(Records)
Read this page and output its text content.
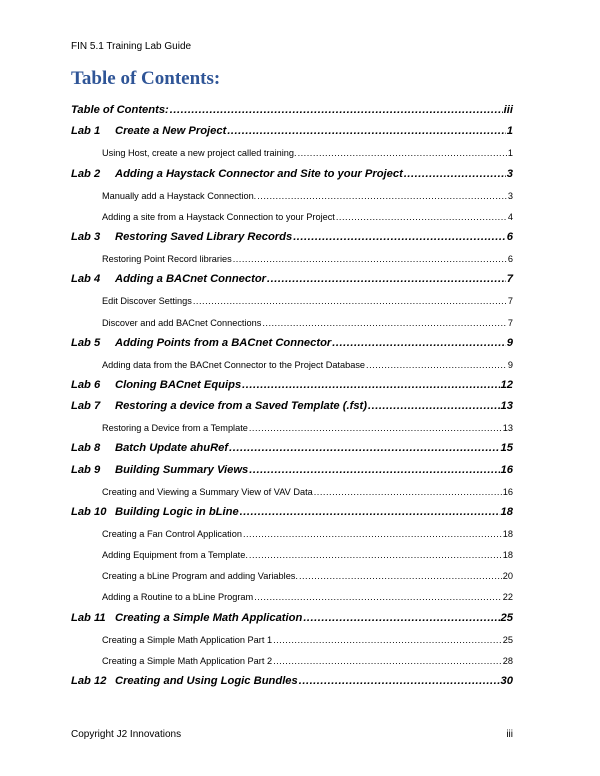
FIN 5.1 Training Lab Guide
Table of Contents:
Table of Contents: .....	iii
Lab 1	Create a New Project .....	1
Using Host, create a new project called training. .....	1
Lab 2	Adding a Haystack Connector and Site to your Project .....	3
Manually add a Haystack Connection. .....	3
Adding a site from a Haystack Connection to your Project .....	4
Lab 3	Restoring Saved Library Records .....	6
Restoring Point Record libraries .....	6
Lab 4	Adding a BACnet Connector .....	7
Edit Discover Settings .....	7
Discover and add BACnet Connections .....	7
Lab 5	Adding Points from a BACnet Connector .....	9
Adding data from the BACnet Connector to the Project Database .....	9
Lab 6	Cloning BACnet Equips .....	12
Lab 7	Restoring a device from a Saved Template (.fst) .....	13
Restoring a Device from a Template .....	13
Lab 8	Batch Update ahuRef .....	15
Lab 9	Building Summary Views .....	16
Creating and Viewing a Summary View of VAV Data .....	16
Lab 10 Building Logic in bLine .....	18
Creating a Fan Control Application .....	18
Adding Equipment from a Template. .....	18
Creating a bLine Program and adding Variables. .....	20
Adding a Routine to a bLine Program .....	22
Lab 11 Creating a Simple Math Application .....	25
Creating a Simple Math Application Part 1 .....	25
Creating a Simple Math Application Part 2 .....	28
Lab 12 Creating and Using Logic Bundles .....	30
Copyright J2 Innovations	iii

-- To do --
Return all of the entries word for word, but omit the pictures.

-- Written answer --
Read this page and output its text content.
FIN 5.1 Training Lab Guide
Table of Contents:
Table of Contents: .....	iii
Lab 1	Create a New Project .....	1
Using Host, create a new project called training. .....	1
Lab 2	Adding a Haystack Connector and Site to your Project .....	3
Manually add a Haystack Connection. .....	3
Adding a site from a Haystack Connection to your Project .....	4
Lab 3	Restoring Saved Library Records .....	6
Restoring Point Record libraries .....	6
Lab 4	Adding a BACnet Connector .....	7
Edit Discover Settings .....	7
Discover and add BACnet Connections .....	7
Lab 5	Adding Points from a BACnet Connector .....	9
Adding data from the BACnet Connector to the Project Database .....	9
Lab 6	Cloning BACnet Equips .....	12
Lab 7	Restoring a device from a Saved Template (.fst) .....	13
Restoring a Device from a Template .....	13
Lab 8	Batch Update ahuRef .....	15
Lab 9	Building Summary Views .....	16
Creating and Viewing a Summary View of VAV Data .....	16
Lab 10 Building Logic in bLine .....	18
Creating a Fan Control Application .....	18
Adding Equipment from a Template. .....	18
Creating a bLine Program and adding Variables. .....	20
Adding a Routine to a bLine Program .....	22
Lab 11 Creating a Simple Math Application .....	25
Creating a Simple Math Application Part 1 .....	25
Creating a Simple Math Application Part 2 .....	28
Lab 12 Creating and Using Logic Bundles .....	30
Copyright J2 Innovations	iii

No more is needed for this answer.